§ Exercise brief
Convert the records below, from their first line through the line containing "70, 525, 106]", into a JSON list of strings with one string per line. Include both end lines and omit blank lines.

§ Data to use
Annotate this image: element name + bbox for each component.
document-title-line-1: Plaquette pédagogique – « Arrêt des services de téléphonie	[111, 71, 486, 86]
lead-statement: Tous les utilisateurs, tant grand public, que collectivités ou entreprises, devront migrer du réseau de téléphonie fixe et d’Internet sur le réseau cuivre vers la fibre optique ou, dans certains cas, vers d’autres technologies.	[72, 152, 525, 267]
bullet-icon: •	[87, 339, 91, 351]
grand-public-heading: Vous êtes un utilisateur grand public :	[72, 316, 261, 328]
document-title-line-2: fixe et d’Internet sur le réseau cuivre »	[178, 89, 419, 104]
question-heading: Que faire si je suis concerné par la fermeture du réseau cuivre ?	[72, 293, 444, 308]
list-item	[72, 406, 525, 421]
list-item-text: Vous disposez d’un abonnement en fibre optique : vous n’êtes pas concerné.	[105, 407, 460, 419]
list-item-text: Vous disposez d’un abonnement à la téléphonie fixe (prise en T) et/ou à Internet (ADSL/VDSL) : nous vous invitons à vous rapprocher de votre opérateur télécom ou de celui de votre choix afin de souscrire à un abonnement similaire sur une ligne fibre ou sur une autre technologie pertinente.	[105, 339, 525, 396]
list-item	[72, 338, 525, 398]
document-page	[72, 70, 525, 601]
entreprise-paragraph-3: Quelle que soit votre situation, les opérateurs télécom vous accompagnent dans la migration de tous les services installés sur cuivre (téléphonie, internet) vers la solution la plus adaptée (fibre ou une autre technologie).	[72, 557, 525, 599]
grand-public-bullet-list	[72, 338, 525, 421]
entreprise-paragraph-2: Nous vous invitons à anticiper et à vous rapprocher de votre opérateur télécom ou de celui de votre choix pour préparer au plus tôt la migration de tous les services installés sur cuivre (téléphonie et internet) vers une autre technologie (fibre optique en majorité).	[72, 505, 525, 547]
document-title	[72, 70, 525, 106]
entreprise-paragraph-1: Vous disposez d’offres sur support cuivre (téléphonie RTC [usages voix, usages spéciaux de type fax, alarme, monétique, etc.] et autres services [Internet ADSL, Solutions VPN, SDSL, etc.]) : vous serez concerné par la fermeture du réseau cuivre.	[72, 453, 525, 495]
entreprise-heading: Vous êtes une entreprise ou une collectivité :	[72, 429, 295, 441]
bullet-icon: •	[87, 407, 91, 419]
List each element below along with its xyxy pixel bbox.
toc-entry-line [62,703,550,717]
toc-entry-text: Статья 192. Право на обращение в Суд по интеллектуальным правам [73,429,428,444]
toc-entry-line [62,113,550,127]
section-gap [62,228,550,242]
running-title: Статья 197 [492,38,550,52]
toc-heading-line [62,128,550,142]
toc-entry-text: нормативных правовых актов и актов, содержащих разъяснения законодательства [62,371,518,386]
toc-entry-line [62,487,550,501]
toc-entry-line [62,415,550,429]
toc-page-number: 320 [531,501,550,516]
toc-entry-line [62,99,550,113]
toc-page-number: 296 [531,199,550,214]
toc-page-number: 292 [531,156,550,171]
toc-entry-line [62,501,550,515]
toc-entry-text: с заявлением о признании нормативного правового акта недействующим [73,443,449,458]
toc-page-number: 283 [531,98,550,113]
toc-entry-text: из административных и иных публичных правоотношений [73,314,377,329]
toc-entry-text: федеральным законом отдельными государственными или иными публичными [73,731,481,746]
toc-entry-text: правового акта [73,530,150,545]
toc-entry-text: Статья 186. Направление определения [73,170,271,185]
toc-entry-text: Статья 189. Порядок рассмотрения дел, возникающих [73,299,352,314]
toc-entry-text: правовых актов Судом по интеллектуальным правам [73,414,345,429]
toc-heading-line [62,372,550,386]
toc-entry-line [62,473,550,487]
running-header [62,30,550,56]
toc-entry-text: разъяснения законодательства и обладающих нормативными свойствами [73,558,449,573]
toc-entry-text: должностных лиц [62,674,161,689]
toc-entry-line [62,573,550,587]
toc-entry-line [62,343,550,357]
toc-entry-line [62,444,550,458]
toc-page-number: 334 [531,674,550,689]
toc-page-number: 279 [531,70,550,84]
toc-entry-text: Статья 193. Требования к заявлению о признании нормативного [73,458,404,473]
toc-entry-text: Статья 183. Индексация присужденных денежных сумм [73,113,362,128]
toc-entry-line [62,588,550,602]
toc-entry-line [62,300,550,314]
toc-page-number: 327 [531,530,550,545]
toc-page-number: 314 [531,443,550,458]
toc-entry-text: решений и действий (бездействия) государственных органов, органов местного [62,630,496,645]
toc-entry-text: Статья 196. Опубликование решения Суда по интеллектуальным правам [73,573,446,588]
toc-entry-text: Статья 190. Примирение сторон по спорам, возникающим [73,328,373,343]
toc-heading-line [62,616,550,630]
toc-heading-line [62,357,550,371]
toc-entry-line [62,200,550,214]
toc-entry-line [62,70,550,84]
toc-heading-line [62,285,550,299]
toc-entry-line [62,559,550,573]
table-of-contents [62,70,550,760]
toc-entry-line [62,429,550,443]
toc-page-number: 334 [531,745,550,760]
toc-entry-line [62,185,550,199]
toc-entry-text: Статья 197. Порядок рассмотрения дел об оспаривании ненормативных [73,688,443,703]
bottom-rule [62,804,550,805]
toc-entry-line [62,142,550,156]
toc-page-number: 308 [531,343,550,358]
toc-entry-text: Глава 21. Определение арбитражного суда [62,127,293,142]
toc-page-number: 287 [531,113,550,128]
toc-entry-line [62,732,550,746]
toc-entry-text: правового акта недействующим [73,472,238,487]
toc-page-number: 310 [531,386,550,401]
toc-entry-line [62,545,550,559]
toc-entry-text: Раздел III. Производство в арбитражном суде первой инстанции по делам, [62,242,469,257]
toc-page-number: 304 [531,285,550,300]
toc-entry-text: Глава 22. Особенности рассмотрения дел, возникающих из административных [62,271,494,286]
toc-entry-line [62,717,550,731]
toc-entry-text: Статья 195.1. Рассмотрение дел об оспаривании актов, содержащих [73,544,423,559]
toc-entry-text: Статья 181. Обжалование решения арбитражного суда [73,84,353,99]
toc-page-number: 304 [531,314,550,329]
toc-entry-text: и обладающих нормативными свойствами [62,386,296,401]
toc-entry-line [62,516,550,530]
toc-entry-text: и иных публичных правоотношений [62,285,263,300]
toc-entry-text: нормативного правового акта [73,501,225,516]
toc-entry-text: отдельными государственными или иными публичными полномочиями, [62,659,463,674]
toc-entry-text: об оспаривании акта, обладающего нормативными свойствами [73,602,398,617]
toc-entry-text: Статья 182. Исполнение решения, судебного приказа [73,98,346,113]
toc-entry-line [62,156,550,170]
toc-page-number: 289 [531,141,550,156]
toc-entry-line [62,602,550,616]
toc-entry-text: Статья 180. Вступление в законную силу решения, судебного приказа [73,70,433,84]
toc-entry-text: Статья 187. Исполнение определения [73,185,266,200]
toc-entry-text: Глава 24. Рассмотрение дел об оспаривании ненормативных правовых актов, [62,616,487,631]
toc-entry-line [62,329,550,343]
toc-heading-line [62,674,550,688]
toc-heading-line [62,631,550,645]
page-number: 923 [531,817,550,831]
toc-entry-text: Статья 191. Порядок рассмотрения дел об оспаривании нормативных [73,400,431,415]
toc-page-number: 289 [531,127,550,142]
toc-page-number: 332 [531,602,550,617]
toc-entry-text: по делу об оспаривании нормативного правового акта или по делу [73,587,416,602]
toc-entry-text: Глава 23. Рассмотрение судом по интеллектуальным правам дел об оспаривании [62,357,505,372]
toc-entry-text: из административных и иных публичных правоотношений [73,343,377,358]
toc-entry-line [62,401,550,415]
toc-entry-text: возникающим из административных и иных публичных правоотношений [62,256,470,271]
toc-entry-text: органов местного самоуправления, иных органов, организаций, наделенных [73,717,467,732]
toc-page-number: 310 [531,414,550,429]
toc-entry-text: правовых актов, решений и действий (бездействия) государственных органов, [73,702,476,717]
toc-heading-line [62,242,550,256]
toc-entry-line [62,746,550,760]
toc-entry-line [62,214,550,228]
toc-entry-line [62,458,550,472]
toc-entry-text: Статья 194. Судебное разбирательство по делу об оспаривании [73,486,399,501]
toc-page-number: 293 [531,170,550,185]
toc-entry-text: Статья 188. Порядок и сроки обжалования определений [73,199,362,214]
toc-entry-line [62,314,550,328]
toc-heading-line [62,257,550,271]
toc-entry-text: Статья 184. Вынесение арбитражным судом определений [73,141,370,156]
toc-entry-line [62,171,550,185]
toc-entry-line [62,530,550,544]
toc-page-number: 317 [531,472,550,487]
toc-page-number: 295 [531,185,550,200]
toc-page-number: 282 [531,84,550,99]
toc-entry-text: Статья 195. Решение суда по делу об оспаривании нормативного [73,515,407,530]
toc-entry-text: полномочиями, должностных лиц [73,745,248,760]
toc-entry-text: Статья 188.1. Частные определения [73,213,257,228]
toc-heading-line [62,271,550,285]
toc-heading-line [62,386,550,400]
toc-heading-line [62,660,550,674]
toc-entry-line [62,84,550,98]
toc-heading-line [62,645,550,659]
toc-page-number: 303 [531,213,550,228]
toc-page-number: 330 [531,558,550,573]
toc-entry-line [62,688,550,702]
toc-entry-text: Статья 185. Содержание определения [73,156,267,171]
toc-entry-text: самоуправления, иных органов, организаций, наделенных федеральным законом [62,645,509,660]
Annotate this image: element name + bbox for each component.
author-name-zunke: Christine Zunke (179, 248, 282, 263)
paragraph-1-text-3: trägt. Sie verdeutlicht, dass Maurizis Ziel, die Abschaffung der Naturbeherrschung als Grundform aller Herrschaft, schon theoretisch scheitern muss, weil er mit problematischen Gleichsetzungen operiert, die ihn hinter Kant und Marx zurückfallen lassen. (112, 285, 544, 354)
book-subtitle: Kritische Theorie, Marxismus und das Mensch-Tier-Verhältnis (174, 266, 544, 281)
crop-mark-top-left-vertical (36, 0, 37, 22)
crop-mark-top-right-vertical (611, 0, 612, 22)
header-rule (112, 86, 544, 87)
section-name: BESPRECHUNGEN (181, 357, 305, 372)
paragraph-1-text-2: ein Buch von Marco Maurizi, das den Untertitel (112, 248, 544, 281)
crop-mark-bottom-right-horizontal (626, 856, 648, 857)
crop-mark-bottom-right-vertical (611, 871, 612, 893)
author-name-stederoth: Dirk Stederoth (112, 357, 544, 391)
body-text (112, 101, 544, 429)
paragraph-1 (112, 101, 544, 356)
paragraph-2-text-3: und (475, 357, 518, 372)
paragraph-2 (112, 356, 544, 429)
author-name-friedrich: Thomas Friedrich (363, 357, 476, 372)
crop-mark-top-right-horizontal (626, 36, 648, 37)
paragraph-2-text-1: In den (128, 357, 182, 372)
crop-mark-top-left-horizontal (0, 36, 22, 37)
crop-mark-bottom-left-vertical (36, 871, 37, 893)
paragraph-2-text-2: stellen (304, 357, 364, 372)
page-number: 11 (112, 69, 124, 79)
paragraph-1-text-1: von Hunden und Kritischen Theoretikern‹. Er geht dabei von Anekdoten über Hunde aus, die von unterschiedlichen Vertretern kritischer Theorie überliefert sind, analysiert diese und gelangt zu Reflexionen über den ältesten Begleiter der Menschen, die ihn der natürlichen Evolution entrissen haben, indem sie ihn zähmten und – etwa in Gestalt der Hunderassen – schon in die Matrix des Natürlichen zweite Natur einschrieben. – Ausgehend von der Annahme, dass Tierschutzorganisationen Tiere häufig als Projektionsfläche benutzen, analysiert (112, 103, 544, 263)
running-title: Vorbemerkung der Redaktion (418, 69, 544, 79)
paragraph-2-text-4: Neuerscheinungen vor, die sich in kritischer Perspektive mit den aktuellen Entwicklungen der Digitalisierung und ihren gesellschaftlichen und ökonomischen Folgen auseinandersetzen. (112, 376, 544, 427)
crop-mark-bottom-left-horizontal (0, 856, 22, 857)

§ Result below
[
  "Annotate this image: element name + bbox for each component.",
  "document-title-line-1: Plaquette pédagogique – « Arrêt des services de téléphonie\t[111, 71, 486, 86]",
  "lead-statement: Tous les utilisateurs, tant grand public, que collectivités ou entreprises, devront migrer du réseau de téléphonie fixe et d’Internet sur le réseau cuivre vers la fibre optique ou, dans certains cas, vers d’autres technologies.\t[72, 152, 525, 267]",
  "bullet-icon: •\t[87, 339, 91, 351]",
  "grand-public-heading: Vous êtes un utilisateur grand public :\t[72, 316, 261, 328]",
  "document-title-line-2: fixe et d’Internet sur le réseau cuivre »\t[178, 89, 419, 104]",
  "question-heading: Que faire si je suis concerné par la fermeture du réseau cuivre ?\t[72, 293, 444, 308]",
  "list-item\t[72, 406, 525, 421]",
  "list-item-text: Vous disposez d’un abonnement en fibre optique : vous n’êtes pas concerné.\t[105, 407, 460, 419]",
  "list-item-text: Vous disposez d’un abonnement à la téléphonie fixe (prise en T) et/ou à Internet (ADSL/VDSL) : nous vous invitons à vous rapprocher de votre opérateur télécom ou de celui de votre choix afin de souscrire à un abonnement similaire sur une ligne fibre ou sur une autre technologie pertinente.\t[105, 339, 525, 396]",
  "list-item\t[72, 338, 525, 398]",
  "document-page\t[72, 70, 525, 601]",
  "entreprise-paragraph-3: Quelle que soit votre situation, les opérateurs télécom vous accompagnent dans la migration de tous les services installés sur cuivre (téléphonie, internet) vers la solution la plus adaptée (fibre ou une autre technologie).\t[72, 557, 525, 599]",
  "grand-public-bullet-list\t[72, 338, 525, 421]",
  "entreprise-paragraph-2: Nous vous invitons à anticiper et à vous rapprocher de votre opérateur télécom ou de celui de votre choix pour préparer au plus tôt la migration de tous les services installés sur cuivre (téléphonie et internet) vers une autre technologie (fibre optique en majorité).\t[72, 505, 525, 547]",
  "document-title\t[72, 70, 525, 106]"
]